##### PROVIDED INFORMATION #####

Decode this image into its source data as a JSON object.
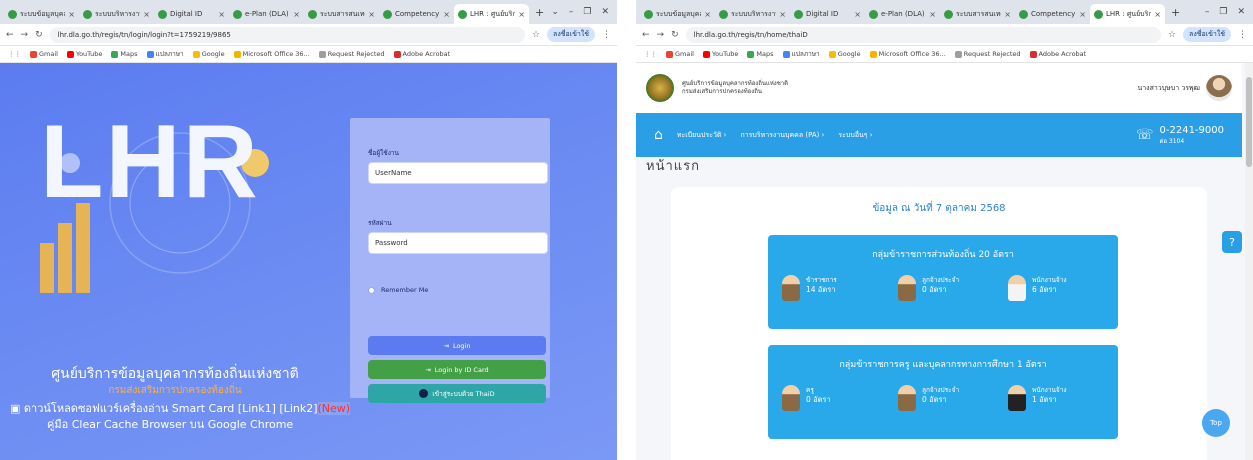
{
  "left_window": {
    "tabs": [
      {
        "title": "ระบบข้อมูลบุคลากร"
      },
      {
        "title": "ระบบบริหารงานบุคคล"
      },
      {
        "title": "Digital ID"
      },
      {
        "title": "e-Plan (DLA)"
      },
      {
        "title": "ระบบสารสนเทศ"
      },
      {
        "title": "Competency Assessment"
      },
      {
        "title": "LHR : ศูนย์บริการข้อมูล"
      }
    ],
    "new_tab": "+",
    "window_controls": [
      "⌄",
      "–",
      "❐",
      "✕"
    ],
    "url": "lhr.dla.go.th/regis/tn/login/login?t=1759219/9865",
    "account": "ลงชื่อเข้าใช้",
    "bookmarks": [
      "Gmail",
      "YouTube",
      "Maps",
      "แปลภาษา",
      "Google",
      "Microsoft Office 36...",
      "Request Rejected",
      "Adobe Acrobat"
    ],
    "page": {
      "hero_text": "LHR",
      "centre_name": "ศูนย์บริการข้อมูลบุคลากรท้องถิ่นแห่งชาติ",
      "dept_name": "กรมส่งเสริมการปกครองท้องถิ่น",
      "download_text": "ดาวน์โหลดซอฟแวร์เครื่องอ่าน Smart Card [Link1] [Link2]",
      "download_new": "(New)",
      "cache_text": "คู่มือ Clear Cache Browser บน Google Chrome",
      "username_label": "ชื่อผู้ใช้งาน",
      "username_placeholder": "UserName",
      "password_label": "รหัสผ่าน",
      "password_placeholder": "Password",
      "remember_label": "Remember Me",
      "login_button": "Login",
      "idcard_button": "Login by ID Card",
      "thaid_button": "เข้าสู่ระบบด้วย ThaiD"
    }
  },
  "right_window": {
    "tabs": [
      {
        "title": "ระบบข้อมูลบุคลากร"
      },
      {
        "title": "ระบบบริหารงานบุคคล"
      },
      {
        "title": "Digital ID"
      },
      {
        "title": "e-Plan (DLA)"
      },
      {
        "title": "ระบบสารสนเทศ"
      },
      {
        "title": "Competency Assessment"
      },
      {
        "title": "LHR : ศูนย์บริการข้อมูล"
      }
    ],
    "new_tab": "+",
    "window_controls": [
      "–",
      "❐",
      "✕"
    ],
    "url": "lhr.dla.go.th/regis/tn/home/thaiD",
    "account": "ลงชื่อเข้าใช้",
    "bookmarks": [
      "Gmail",
      "YouTube",
      "Maps",
      "แปลภาษา",
      "Google",
      "Microsoft Office 36...",
      "Request Rejected",
      "Adobe Acrobat"
    ],
    "page": {
      "org_line1": "ศูนย์บริการข้อมูลบุคลากรท้องถิ่นแห่งชาติ",
      "org_line2": "กรมส่งเสริมการปกครองท้องถิ่น",
      "user_name": "นางสาวบุษบา วรพุฒ",
      "nav": [
        "ทะเบียนประวัติ ›",
        "การบริหารงานบุคคล (PA) ›",
        "ระบบอื่นๆ ›"
      ],
      "phone": "0-2241-9000",
      "phone_ext": "ต่อ 3104",
      "page_title": "หน้าแรก",
      "date_line": "ข้อมูล ณ วันที่ 7 ตุลาคม 2568",
      "group1": {
        "title": "กลุ่มข้าราชการส่วนท้องถิ่น 20 อัตรา",
        "items": [
          {
            "label": "ข้าราชการ",
            "value": "14 อัตรา",
            "color": "brown"
          },
          {
            "label": "ลูกจ้างประจำ",
            "value": "0 อัตรา",
            "color": "brown"
          },
          {
            "label": "พนักงานจ้าง",
            "value": "6 อัตรา",
            "color": "white"
          }
        ]
      },
      "group2": {
        "title": "กลุ่มข้าราชการครู และบุคลากรทางการศึกษา 1 อัตรา",
        "items": [
          {
            "label": "ครู",
            "value": "0 อัตรา",
            "color": "brown"
          },
          {
            "label": "ลูกจ้างประจำ",
            "value": "0 อัตรา",
            "color": "brown"
          },
          {
            "label": "พนักงานจ้าง",
            "value": "1 อัตรา",
            "color": "black"
          }
        ]
      },
      "help_button": "?",
      "top_button": "Top"
    }
  },
  "colors": {
    "login_bg": "#6d8df3",
    "login_button": "#5b7cf0",
    "idcard_button": "#43a047",
    "thaid_button": "#2ea6a8",
    "navbar": "#2b9fe6",
    "stat_box": "#2aa9ea",
    "dept_text": "#ffb13b",
    "new_badge": "#ff2d2d"
  }
}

#####

▸ **YOUR OBJECTIVE**
Generate a word-for-word copy of the preceding records, excluding all pictures.

▸ **ANSWER TO THIS PROBLEM**
Decode this image into its source data as a JSON object.
{
  "left_window": {
    "tabs": [
      {
        "title": "ระบบข้อมูลบุคลากร"
      },
      {
        "title": "ระบบบริหารงานบุคคล"
      },
      {
        "title": "Digital ID"
      },
      {
        "title": "e-Plan (DLA)"
      },
      {
        "title": "ระบบสารสนเทศ"
      },
      {
        "title": "Competency Assessment"
      },
      {
        "title": "LHR : ศูนย์บริการข้อมูล"
      }
    ],
    "new_tab": "+",
    "window_controls": [
      "⌄",
      "–",
      "❐",
      "✕"
    ],
    "url": "lhr.dla.go.th/regis/tn/login/login?t=1759219/9865",
    "account": "ลงชื่อเข้าใช้",
    "bookmarks": [
      "Gmail",
      "YouTube",
      "Maps",
      "แปลภาษา",
      "Google",
      "Microsoft Office 36...",
      "Request Rejected",
      "Adobe Acrobat"
    ],
    "page": {
      "hero_text": "LHR",
      "centre_name": "ศูนย์บริการข้อมูลบุคลากรท้องถิ่นแห่งชาติ",
      "dept_name": "กรมส่งเสริมการปกครองท้องถิ่น",
      "download_text": "ดาวน์โหลดซอฟแวร์เครื่องอ่าน Smart Card [Link1] [Link2]",
      "download_new": "(New)",
      "cache_text": "คู่มือ Clear Cache Browser บน Google Chrome",
      "username_label": "ชื่อผู้ใช้งาน",
      "username_placeholder": "UserName",
      "password_label": "รหัสผ่าน",
      "password_placeholder": "Password",
      "remember_label": "Remember Me",
      "login_button": "Login",
      "idcard_button": "Login by ID Card",
      "thaid_button": "เข้าสู่ระบบด้วย ThaiD"
    }
  },
  "right_window": {
    "tabs": [
      {
        "title": "ระบบข้อมูลบุคลากร"
      },
      {
        "title": "ระบบบริหารงานบุคคล"
      },
      {
        "title": "Digital ID"
      },
      {
        "title": "e-Plan (DLA)"
      },
      {
        "title": "ระบบสารสนเทศ"
      },
      {
        "title": "Competency Assessment"
      },
      {
        "title": "LHR : ศูนย์บริการข้อมูล"
      }
    ],
    "new_tab": "+",
    "window_controls": [
      "–",
      "❐",
      "✕"
    ],
    "url": "lhr.dla.go.th/regis/tn/home/thaiD",
    "account": "ลงชื่อเข้าใช้",
    "bookmarks": [
      "Gmail",
      "YouTube",
      "Maps",
      "แปลภาษา",
      "Google",
      "Microsoft Office 36...",
      "Request Rejected",
      "Adobe Acrobat"
    ],
    "page": {
      "org_line1": "ศูนย์บริการข้อมูลบุคลากรท้องถิ่นแห่งชาติ",
      "org_line2": "กรมส่งเสริมการปกครองท้องถิ่น",
      "user_name": "นางสาวบุษบา วรพุฒ",
      "nav": [
        "ทะเบียนประวัติ ›",
        "การบริหารงานบุคคล (PA) ›",
        "ระบบอื่นๆ ›"
      ],
      "phone": "0-2241-9000",
      "phone_ext": "ต่อ 3104",
      "page_title": "หน้าแรก",
      "date_line": "ข้อมูล ณ วันที่ 7 ตุลาคม 2568",
      "group1": {
        "title": "กลุ่มข้าราชการส่วนท้องถิ่น 20 อัตรา",
        "items": [
          {
            "label": "ข้าราชการ",
            "value": "14 อัตรา",
            "color": "brown"
          },
          {
            "label": "ลูกจ้างประจำ",
            "value": "0 อัตรา",
            "color": "brown"
          },
          {
            "label": "พนักงานจ้าง",
            "value": "6 อัตรา",
            "color": "white"
          }
        ]
      },
      "group2": {
        "title": "กลุ่มข้าราชการครู และบุคลากรทางการศึกษา 1 อัตรา",
        "items": [
          {
            "label": "ครู",
            "value": "0 อัตรา",
            "color": "brown"
          },
          {
            "label": "ลูกจ้างประจำ",
            "value": "0 อัตรา",
            "color": "brown"
          },
          {
            "label": "พนักงานจ้าง",
            "value": "1 อัตรา",
            "color": "black"
          }
        ]
      },
      "help_button": "?",
      "top_button": "Top"
    }
  },
  "colors": {
    "login_bg": "#6d8df3",
    "login_button": "#5b7cf0",
    "idcard_button": "#43a047",
    "thaid_button": "#2ea6a8",
    "navbar": "#2b9fe6",
    "stat_box": "#2aa9ea",
    "dept_text": "#ffb13b",
    "new_badge": "#ff2d2d"
  }
}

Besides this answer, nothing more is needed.